--- Start of INFORMATION SHOWN ---
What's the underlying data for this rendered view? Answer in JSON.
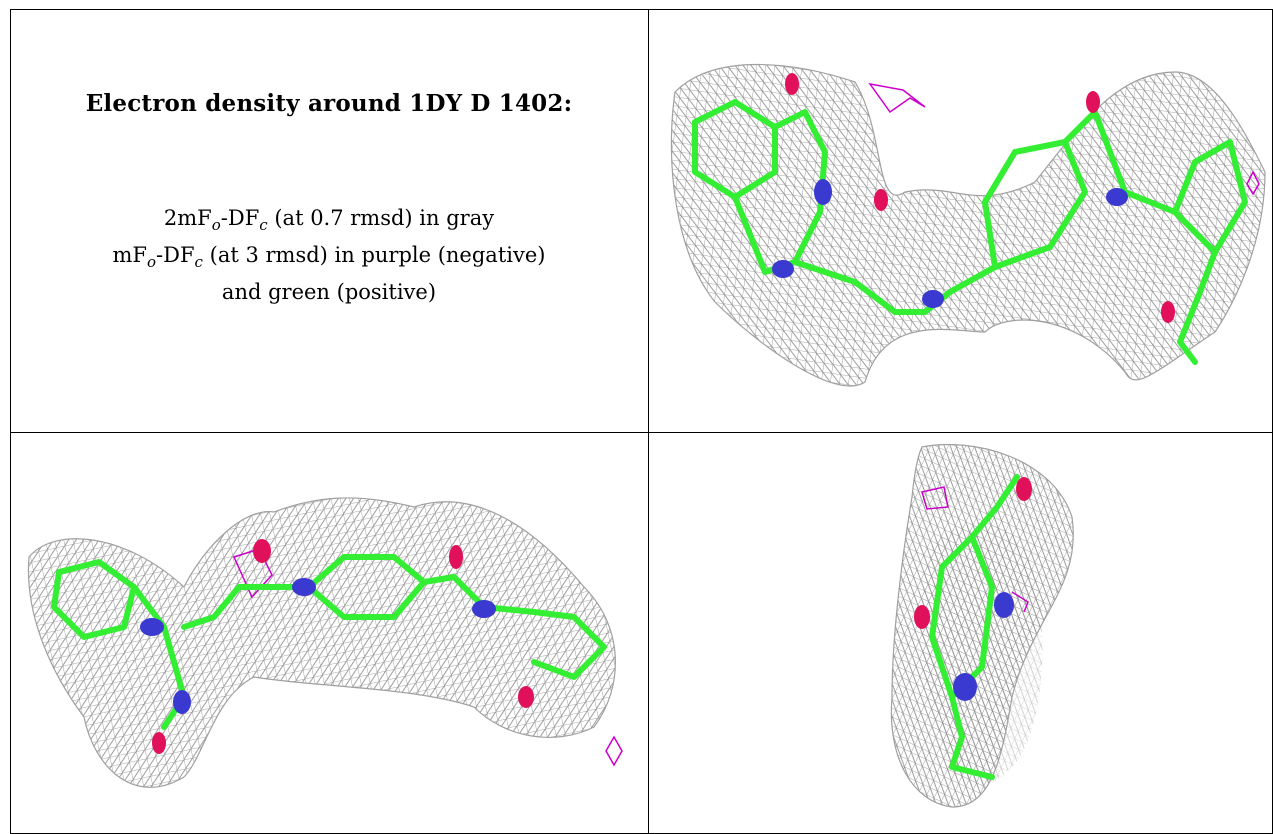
{
  "caption": {
    "title": "Electron density around 1DY D 1402:",
    "line1": {
      "prefix": "2mF",
      "sub1": "o",
      "mid": "-DF",
      "sub2": "c",
      "suffix": " (at 0.7 rmsd) in gray"
    },
    "line2": {
      "prefix": "mF",
      "sub1": "o",
      "mid": "-DF",
      "sub2": "c",
      "suffix": " (at 3 rmsd) in purple (negative)"
    },
    "line3": "and green (positive)"
  },
  "colors": {
    "mesh_2fofc": "#8c8c8c",
    "mesh_fofc_negative": "#cc00cc",
    "mesh_fofc_positive": "#00cc00",
    "carbon": "#33ee33",
    "nitrogen": "#3a3ad0",
    "oxygen": "#e0105a"
  },
  "views": [
    {
      "name": "view-top-right"
    },
    {
      "name": "view-bottom-left"
    },
    {
      "name": "view-bottom-right"
    }
  ]
}
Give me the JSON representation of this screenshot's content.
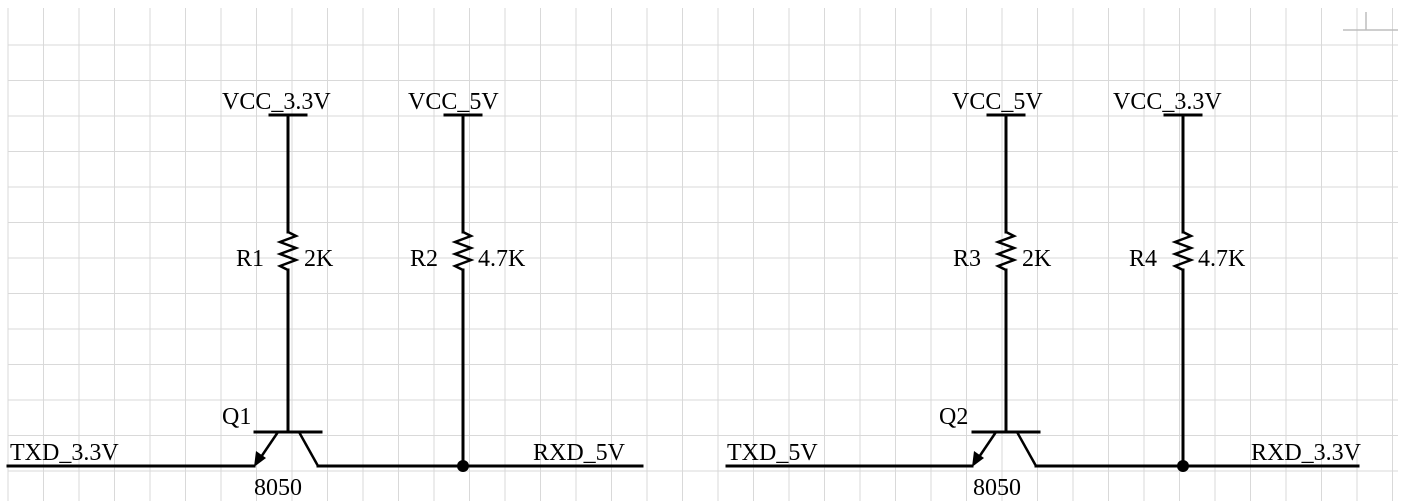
{
  "circuits": [
    {
      "transistor": {
        "ref": "Q1",
        "part": "8050"
      },
      "resistors": [
        {
          "ref": "R1",
          "value": "2K",
          "supply": "VCC_3.3V"
        },
        {
          "ref": "R2",
          "value": "4.7K",
          "supply": "VCC_5V"
        }
      ],
      "input": "TXD_3.3V",
      "output": "RXD_5V"
    },
    {
      "transistor": {
        "ref": "Q2",
        "part": "8050"
      },
      "resistors": [
        {
          "ref": "R3",
          "value": "2K",
          "supply": "VCC_5V"
        },
        {
          "ref": "R4",
          "value": "4.7K",
          "supply": "VCC_3.3V"
        }
      ],
      "input": "TXD_5V",
      "output": "RXD_3.3V"
    }
  ]
}
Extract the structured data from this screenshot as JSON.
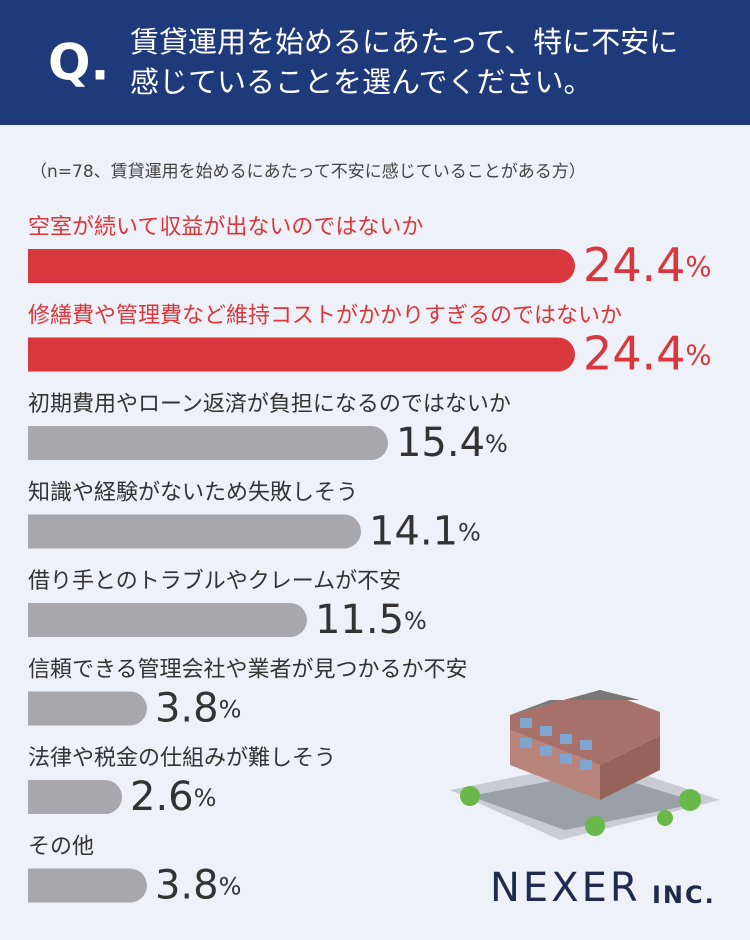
--- End of INFORMATION SHOWN ---
WHAT NEEDS TO BE DONE
Each line above is to be copied verbatim. Drop any image from the copy.

RESPONSE TO THIS TASK
What's the underlying data for this rendered view? Answer in JSON.
{
  "caption": {
    "title": "Electron density around 1DY D 1402:",
    "line1": {
      "prefix": "2mF",
      "sub1": "o",
      "mid": "-DF",
      "sub2": "c",
      "suffix": " (at 0.7 rmsd) in gray"
    },
    "line2": {
      "prefix": "mF",
      "sub1": "o",
      "mid": "-DF",
      "sub2": "c",
      "suffix": " (at 3 rmsd) in purple (negative)"
    },
    "line3": "and green (positive)"
  },
  "colors": {
    "mesh_2fofc": "#8c8c8c",
    "mesh_fofc_negative": "#cc00cc",
    "mesh_fofc_positive": "#00cc00",
    "carbon": "#33ee33",
    "nitrogen": "#3a3ad0",
    "oxygen": "#e0105a"
  },
  "views": [
    {
      "name": "view-top-right"
    },
    {
      "name": "view-bottom-left"
    },
    {
      "name": "view-bottom-right"
    }
  ]
}
Give me the JSON representation of this screenshot's content.
{
  "circuits": [
    {
      "transistor": {
        "ref": "Q1",
        "part": "8050"
      },
      "resistors": [
        {
          "ref": "R1",
          "value": "2K",
          "supply": "VCC_3.3V"
        },
        {
          "ref": "R2",
          "value": "4.7K",
          "supply": "VCC_5V"
        }
      ],
      "input": "TXD_3.3V",
      "output": "RXD_5V"
    },
    {
      "transistor": {
        "ref": "Q2",
        "part": "8050"
      },
      "resistors": [
        {
          "ref": "R3",
          "value": "2K",
          "supply": "VCC_5V"
        },
        {
          "ref": "R4",
          "value": "4.7K",
          "supply": "VCC_3.3V"
        }
      ],
      "input": "TXD_5V",
      "output": "RXD_3.3V"
    }
  ]
}
Extract the structured data from this screenshot as JSON.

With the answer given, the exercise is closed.